[Short exercise] Tally how many lines hold the string "Western". Your reply should be that number alone.

[start of Dataset records]

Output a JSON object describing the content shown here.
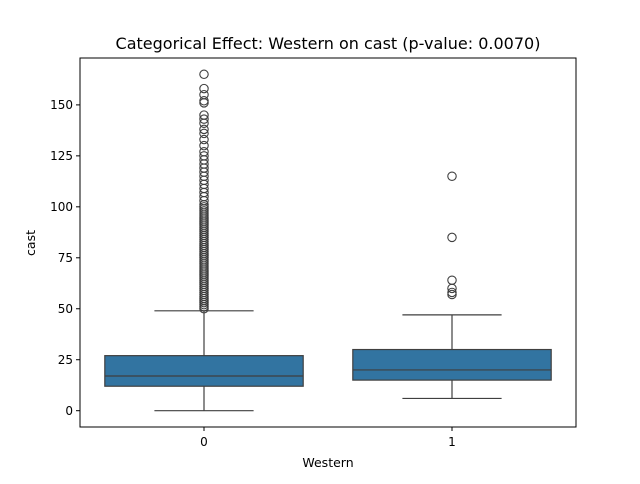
{
  "chart_data": {
    "type": "box",
    "title": "Categorical Effect: Western on cast (p-value: 0.0070)",
    "xlabel": "Western",
    "ylabel": "cast",
    "categories": [
      "0",
      "1"
    ],
    "ylim": [
      -8,
      173
    ],
    "yticks": [
      0,
      25,
      50,
      75,
      100,
      125,
      150
    ],
    "grid": false,
    "box_color": "#3274a1",
    "boxes": [
      {
        "category": "0",
        "whisker_low": 0,
        "q1": 12,
        "median": 17,
        "q3": 27,
        "whisker_high": 49,
        "outliers": [
          50,
          51,
          52,
          53,
          54,
          55,
          56,
          57,
          58,
          59,
          60,
          61,
          62,
          63,
          64,
          65,
          66,
          67,
          68,
          69,
          70,
          71,
          72,
          73,
          74,
          75,
          76,
          77,
          78,
          79,
          80,
          81,
          82,
          83,
          84,
          85,
          86,
          87,
          88,
          89,
          90,
          91,
          92,
          93,
          94,
          95,
          96,
          97,
          98,
          99,
          100,
          101,
          103,
          105,
          107,
          109,
          111,
          113,
          115,
          117,
          119,
          121,
          123,
          125,
          127,
          130,
          133,
          136,
          138,
          141,
          143,
          145,
          151,
          152,
          155,
          158,
          165
        ]
      },
      {
        "category": "1",
        "whisker_low": 6,
        "q1": 15,
        "median": 20,
        "q3": 30,
        "whisker_high": 47,
        "outliers": [
          57,
          58,
          60,
          64,
          85,
          115
        ]
      }
    ]
  }
}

[end of Dataset records]

[Worked solution] 2